**TASK DESCRIPTION:** Check every line below for the word "name" and give only the number of lines where it appears.

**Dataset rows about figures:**
◇ ◇ ◇ ◇ ◇
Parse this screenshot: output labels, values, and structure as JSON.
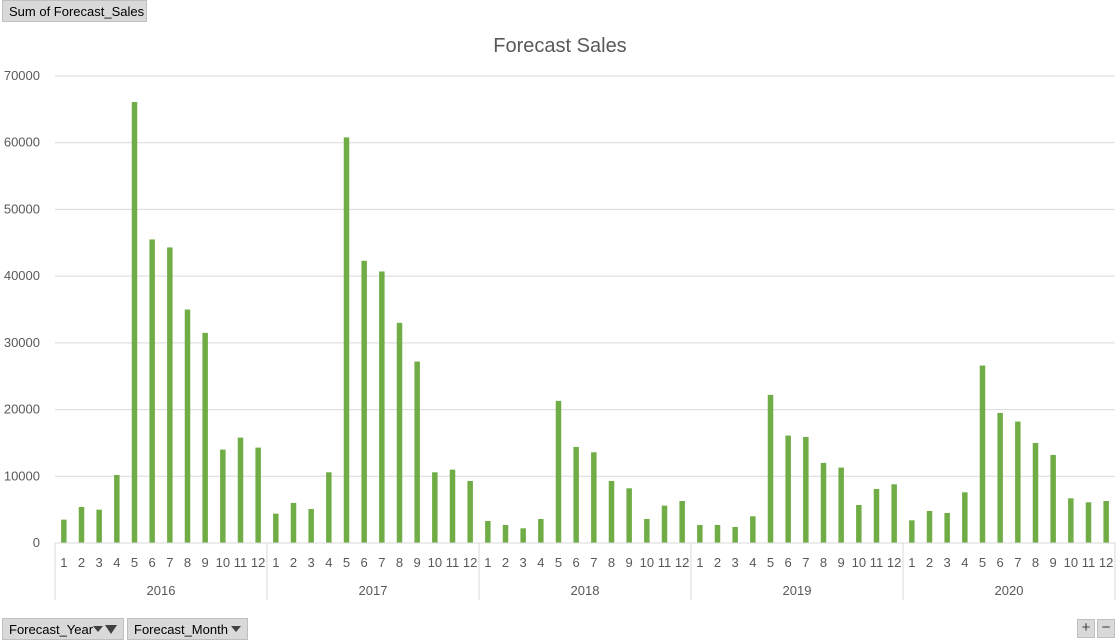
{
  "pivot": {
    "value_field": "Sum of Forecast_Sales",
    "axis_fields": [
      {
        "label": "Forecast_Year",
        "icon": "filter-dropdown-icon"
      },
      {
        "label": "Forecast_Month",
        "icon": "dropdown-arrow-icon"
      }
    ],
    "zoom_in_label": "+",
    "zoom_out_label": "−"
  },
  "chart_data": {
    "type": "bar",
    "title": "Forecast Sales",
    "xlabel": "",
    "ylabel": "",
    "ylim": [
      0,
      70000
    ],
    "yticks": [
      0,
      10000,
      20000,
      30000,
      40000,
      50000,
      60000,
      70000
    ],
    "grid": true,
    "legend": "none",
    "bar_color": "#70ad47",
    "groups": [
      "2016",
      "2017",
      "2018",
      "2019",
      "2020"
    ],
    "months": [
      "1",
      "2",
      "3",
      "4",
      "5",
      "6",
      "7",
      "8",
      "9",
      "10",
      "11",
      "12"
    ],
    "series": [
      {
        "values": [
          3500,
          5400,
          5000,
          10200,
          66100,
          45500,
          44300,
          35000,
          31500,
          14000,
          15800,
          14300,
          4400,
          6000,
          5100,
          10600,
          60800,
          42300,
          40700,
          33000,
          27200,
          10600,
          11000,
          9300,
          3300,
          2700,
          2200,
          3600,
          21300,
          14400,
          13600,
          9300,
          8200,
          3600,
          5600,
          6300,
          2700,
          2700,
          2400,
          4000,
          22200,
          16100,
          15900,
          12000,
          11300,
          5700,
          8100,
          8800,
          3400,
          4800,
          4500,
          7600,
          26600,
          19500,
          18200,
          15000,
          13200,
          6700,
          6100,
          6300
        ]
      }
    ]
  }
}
◇ ◇ ◇ ◇ ◇
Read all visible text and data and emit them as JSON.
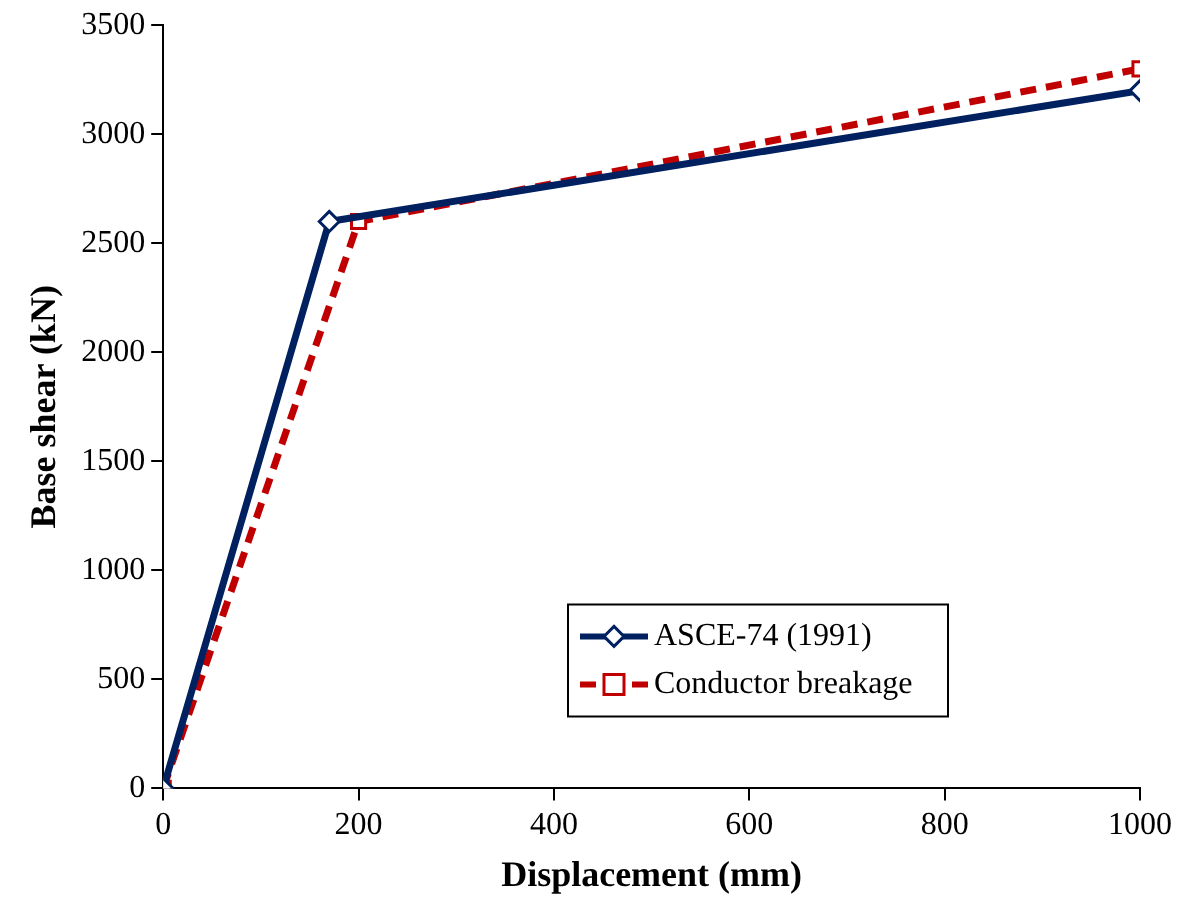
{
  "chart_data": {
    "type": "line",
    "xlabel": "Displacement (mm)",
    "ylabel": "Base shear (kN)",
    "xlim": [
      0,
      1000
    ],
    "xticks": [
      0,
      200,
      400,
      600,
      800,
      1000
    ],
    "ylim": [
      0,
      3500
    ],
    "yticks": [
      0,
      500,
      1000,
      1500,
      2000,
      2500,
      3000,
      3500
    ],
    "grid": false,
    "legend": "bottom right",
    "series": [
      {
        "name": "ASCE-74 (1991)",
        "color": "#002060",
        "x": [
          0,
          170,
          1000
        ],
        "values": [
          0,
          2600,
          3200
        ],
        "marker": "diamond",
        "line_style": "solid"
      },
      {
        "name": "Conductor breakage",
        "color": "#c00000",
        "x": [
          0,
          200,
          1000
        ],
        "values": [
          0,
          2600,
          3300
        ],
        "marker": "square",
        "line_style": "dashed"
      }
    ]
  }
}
◇ ◇ ◇ ◇ ◇
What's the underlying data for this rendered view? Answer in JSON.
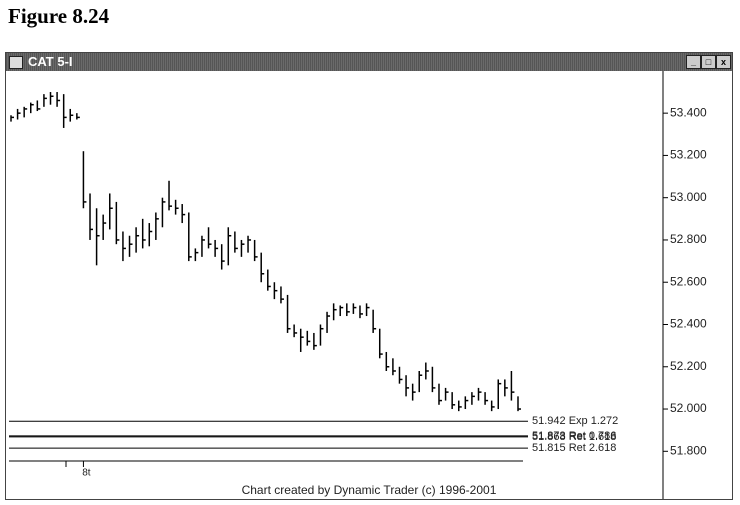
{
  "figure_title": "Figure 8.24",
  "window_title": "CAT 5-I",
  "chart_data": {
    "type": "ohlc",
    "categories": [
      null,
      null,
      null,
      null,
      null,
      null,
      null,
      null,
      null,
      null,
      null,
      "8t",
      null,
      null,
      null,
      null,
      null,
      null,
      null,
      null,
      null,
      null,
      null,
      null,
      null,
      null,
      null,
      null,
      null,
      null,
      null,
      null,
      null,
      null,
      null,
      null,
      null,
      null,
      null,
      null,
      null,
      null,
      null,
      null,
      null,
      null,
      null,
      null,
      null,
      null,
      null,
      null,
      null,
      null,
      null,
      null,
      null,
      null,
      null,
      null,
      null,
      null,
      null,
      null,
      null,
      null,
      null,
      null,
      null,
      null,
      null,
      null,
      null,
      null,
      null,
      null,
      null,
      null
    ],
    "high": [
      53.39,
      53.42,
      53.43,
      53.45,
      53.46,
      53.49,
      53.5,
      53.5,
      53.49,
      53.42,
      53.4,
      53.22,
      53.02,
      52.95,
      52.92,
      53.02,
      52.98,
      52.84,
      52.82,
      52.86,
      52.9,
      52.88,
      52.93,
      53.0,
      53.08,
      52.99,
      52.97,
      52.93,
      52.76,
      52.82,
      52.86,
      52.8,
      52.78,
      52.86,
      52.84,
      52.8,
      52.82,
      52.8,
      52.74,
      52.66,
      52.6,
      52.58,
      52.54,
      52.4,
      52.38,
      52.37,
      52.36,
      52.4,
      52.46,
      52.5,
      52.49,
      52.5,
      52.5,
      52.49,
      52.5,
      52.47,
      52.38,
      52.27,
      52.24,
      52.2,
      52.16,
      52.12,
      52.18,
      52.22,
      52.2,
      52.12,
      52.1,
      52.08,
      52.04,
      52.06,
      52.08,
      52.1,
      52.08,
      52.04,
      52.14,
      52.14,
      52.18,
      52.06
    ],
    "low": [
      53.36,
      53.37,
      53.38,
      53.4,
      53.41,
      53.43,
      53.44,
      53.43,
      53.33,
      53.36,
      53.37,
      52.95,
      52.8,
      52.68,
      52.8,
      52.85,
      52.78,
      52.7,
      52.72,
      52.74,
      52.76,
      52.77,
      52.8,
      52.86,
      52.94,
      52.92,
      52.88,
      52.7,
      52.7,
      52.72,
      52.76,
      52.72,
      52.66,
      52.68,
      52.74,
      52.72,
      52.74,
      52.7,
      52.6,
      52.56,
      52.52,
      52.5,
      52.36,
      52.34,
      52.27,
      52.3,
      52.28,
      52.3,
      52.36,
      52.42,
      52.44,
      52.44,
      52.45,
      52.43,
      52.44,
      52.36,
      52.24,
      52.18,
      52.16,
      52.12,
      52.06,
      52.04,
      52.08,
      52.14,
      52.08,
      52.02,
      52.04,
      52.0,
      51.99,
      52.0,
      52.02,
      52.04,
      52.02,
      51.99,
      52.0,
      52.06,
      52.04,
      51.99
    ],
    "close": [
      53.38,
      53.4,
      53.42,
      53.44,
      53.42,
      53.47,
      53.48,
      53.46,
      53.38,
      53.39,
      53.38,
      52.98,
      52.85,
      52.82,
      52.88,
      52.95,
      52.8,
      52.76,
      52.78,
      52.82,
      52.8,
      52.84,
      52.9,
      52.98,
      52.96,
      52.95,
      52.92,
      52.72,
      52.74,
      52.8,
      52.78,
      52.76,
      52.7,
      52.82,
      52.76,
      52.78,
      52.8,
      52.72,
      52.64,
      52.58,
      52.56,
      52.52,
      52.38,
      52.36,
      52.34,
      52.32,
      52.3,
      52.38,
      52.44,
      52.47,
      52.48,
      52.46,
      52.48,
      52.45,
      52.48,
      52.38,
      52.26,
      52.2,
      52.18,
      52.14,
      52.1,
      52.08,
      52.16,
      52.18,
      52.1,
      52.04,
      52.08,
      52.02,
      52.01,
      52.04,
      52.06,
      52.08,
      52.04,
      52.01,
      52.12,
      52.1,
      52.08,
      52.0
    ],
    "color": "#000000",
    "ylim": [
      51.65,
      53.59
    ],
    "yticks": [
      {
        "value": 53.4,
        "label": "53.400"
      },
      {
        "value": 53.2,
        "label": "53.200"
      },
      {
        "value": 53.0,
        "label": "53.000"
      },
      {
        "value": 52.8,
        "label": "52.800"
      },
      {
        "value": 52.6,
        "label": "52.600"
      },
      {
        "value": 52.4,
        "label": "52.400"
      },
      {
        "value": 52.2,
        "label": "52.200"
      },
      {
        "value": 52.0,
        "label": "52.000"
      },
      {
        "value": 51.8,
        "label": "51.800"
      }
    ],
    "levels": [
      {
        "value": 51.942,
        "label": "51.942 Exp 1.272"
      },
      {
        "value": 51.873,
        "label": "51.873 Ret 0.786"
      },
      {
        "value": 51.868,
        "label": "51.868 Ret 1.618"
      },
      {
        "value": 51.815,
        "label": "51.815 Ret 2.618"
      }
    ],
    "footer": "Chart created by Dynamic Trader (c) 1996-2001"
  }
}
◇ ◇ ◇ ◇ ◇
**FINISHED EXERCISE:** 2